As you look over the data below, please find each line where the word "riche" appears, then copy it.

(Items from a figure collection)
#####
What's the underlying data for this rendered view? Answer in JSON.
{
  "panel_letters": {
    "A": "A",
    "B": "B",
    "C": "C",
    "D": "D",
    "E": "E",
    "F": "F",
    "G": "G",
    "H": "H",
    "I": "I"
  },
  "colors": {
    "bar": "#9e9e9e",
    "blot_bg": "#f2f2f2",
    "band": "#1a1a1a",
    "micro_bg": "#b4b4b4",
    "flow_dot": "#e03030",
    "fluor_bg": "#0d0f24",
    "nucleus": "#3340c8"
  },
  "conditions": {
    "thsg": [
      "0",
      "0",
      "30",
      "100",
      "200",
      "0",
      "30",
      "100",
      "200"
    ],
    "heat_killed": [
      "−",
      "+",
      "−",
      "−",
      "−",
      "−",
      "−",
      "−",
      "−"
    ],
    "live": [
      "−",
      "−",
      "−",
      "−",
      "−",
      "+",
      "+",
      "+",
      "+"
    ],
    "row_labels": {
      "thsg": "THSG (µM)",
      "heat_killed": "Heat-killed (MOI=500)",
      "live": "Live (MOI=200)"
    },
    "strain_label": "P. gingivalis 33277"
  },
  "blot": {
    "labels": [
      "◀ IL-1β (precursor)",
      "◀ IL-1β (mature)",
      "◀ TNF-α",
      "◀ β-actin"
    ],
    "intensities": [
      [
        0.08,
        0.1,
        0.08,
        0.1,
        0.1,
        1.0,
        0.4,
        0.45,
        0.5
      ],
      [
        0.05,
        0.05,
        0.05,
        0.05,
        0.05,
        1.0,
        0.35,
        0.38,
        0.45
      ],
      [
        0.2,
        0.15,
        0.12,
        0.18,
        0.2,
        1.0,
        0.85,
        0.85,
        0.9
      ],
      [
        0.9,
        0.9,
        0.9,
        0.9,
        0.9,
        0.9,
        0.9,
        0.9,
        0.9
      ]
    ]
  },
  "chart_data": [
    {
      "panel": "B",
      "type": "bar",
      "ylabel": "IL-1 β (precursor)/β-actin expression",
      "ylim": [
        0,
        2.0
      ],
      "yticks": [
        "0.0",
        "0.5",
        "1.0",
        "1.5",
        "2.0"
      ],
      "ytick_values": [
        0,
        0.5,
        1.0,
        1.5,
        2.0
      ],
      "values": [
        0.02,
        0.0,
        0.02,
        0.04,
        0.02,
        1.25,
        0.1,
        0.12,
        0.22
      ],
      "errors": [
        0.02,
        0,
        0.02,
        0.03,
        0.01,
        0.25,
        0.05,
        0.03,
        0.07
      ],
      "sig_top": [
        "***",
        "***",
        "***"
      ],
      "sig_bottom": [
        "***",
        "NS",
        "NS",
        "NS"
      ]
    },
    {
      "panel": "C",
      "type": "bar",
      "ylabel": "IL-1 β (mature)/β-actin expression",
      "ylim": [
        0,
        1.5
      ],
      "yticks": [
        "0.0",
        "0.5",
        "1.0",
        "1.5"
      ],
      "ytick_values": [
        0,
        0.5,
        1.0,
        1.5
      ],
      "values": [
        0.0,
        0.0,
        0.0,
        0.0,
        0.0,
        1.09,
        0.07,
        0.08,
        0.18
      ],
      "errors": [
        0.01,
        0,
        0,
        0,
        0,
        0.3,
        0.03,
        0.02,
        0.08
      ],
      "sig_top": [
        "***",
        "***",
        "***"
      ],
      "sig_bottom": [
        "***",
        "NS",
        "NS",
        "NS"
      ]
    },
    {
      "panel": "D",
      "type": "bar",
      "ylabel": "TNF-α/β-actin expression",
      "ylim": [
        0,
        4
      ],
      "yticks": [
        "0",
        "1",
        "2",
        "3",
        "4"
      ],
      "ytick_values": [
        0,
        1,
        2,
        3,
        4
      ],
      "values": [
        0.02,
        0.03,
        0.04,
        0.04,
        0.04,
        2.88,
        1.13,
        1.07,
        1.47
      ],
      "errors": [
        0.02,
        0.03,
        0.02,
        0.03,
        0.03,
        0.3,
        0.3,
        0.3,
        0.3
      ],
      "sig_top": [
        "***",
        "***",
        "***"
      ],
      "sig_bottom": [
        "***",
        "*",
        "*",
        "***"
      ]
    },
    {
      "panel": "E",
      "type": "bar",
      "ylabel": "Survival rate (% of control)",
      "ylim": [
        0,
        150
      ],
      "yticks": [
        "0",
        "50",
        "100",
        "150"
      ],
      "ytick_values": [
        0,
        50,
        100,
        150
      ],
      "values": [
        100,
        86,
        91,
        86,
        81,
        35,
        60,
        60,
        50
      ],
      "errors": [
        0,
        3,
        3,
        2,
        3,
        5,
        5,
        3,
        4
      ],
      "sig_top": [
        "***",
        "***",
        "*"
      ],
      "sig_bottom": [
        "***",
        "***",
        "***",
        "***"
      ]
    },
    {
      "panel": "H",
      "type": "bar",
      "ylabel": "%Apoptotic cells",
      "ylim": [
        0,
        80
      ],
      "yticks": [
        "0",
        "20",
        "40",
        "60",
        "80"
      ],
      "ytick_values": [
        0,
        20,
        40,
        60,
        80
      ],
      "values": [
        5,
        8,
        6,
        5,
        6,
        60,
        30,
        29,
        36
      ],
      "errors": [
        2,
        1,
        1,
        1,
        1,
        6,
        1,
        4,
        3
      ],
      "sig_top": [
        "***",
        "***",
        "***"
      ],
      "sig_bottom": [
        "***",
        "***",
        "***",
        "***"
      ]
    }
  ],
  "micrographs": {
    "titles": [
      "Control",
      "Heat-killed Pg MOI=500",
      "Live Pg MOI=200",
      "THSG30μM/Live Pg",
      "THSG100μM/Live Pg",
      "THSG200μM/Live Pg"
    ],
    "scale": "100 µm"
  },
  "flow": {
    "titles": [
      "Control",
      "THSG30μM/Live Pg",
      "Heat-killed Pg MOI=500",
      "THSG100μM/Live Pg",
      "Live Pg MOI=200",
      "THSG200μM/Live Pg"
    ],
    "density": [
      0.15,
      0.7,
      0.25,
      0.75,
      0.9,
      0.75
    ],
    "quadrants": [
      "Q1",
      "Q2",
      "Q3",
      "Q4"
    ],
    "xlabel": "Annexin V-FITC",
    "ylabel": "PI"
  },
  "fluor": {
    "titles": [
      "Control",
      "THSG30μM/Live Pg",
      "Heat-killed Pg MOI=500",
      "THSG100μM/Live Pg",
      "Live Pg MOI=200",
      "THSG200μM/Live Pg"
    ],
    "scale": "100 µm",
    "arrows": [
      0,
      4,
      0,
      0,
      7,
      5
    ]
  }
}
#####
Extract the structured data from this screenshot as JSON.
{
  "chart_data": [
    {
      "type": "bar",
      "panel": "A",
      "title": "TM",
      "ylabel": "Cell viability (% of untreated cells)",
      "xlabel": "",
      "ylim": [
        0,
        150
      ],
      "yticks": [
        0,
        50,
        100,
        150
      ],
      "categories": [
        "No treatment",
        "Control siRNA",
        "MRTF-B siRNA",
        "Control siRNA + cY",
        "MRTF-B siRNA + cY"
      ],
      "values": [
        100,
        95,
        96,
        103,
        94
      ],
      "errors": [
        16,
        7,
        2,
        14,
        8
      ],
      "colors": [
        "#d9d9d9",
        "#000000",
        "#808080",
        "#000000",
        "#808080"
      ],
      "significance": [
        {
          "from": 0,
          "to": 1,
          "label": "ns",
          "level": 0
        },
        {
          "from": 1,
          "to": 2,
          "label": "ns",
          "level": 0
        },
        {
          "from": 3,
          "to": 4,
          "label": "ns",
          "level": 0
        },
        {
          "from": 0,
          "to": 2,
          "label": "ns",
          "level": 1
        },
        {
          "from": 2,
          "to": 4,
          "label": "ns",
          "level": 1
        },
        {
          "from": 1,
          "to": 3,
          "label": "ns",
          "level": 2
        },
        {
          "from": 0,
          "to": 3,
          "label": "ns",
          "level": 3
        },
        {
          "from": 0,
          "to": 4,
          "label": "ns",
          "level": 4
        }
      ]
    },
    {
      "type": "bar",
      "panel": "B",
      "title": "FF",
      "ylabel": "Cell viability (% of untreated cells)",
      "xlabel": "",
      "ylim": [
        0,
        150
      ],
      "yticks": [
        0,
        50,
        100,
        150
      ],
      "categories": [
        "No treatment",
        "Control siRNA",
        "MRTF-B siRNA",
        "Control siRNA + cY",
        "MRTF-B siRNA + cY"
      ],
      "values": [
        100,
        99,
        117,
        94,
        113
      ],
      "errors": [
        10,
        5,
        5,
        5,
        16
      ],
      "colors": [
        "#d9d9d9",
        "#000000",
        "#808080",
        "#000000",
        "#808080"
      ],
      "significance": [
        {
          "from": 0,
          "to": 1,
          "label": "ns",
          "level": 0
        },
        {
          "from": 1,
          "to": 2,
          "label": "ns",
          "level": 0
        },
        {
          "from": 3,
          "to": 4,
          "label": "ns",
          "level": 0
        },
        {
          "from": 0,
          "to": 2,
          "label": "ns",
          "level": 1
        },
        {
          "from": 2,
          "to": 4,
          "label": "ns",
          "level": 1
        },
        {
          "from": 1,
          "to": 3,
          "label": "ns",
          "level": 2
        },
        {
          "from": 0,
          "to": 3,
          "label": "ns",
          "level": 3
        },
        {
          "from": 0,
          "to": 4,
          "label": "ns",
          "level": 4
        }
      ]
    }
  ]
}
#####
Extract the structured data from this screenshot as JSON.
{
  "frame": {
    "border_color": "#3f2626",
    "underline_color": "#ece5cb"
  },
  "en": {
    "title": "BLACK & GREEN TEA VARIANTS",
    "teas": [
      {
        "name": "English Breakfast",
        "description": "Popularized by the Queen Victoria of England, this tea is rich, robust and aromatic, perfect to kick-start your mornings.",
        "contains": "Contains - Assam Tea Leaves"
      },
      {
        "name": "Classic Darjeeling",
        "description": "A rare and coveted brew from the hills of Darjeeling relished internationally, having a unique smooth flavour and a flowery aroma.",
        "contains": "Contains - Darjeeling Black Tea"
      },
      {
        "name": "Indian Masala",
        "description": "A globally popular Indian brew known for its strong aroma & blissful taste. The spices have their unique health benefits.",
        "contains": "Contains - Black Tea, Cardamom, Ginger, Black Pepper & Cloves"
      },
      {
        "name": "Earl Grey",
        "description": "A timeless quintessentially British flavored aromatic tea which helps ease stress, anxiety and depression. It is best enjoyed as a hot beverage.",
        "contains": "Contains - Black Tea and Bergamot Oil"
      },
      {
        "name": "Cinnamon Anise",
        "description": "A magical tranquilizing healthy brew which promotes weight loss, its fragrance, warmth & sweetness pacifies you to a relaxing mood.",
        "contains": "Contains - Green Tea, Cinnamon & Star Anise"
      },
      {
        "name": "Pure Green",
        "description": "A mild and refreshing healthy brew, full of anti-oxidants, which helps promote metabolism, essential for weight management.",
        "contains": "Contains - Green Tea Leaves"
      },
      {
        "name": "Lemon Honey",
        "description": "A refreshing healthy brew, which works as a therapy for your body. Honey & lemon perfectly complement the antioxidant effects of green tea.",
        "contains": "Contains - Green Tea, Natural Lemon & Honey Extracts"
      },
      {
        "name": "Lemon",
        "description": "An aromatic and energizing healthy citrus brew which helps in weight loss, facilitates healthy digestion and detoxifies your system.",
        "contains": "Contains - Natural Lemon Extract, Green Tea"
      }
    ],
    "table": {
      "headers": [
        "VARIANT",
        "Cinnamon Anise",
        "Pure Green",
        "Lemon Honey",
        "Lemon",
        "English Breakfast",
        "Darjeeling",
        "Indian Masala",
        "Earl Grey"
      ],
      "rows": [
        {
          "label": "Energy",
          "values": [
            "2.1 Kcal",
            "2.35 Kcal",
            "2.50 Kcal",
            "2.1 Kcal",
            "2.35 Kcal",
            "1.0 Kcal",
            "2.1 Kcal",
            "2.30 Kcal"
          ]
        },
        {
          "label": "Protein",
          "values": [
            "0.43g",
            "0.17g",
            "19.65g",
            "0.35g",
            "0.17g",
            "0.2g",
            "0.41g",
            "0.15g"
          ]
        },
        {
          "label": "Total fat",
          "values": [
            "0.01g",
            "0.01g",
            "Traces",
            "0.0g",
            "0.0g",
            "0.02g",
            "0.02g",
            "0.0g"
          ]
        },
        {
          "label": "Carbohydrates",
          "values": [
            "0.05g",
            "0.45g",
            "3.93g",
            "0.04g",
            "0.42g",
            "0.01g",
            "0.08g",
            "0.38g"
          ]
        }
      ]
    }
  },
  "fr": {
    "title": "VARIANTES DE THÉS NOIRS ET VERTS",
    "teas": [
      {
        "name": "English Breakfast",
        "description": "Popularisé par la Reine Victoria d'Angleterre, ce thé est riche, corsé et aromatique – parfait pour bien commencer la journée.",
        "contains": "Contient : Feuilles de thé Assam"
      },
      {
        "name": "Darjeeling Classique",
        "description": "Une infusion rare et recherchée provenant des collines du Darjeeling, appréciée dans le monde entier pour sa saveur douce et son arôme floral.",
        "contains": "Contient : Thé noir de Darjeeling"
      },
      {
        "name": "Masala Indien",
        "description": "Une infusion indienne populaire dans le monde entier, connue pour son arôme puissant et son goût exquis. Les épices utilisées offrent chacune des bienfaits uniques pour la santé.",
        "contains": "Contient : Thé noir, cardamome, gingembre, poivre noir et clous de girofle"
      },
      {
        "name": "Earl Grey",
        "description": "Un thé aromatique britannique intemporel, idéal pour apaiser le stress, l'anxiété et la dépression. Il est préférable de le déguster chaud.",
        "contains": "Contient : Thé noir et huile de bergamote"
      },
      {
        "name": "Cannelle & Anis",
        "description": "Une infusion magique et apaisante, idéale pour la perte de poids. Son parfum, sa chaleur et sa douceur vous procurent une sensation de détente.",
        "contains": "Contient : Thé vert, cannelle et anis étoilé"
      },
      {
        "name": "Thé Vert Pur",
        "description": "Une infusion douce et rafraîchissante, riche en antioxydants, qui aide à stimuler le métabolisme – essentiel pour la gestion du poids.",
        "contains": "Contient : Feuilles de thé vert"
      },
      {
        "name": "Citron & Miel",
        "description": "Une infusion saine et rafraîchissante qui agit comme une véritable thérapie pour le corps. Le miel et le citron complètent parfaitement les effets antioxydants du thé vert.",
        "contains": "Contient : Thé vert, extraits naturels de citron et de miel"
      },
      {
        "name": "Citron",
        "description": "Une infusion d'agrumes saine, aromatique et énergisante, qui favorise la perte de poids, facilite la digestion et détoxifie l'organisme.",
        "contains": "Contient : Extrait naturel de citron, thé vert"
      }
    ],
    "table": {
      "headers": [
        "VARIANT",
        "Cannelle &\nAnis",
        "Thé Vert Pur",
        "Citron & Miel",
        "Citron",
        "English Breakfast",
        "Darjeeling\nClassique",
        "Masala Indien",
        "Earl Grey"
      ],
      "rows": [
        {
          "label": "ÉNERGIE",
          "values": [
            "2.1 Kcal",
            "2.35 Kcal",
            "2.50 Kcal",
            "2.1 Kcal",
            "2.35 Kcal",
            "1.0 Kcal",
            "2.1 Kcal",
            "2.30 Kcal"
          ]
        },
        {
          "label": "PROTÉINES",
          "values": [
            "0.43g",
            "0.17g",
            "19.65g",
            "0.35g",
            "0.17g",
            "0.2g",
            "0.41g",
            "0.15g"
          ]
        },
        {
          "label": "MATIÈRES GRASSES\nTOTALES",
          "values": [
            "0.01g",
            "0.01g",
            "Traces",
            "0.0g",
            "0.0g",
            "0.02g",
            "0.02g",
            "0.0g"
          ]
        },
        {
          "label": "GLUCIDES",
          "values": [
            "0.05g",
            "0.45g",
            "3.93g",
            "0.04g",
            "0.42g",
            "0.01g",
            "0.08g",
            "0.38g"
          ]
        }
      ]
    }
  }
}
#####
- **Your response**:
        "description": "Popularisé par la Reine Victoria d'Angleterre, ce thé est riche, corsé et aromatique – parfait pour bien commencer la journée.",
        "description": "Une infusion douce et rafraîchissante, riche en antioxydants, qui aide à stimuler le métabolisme – essentiel pour la gestion du poids.",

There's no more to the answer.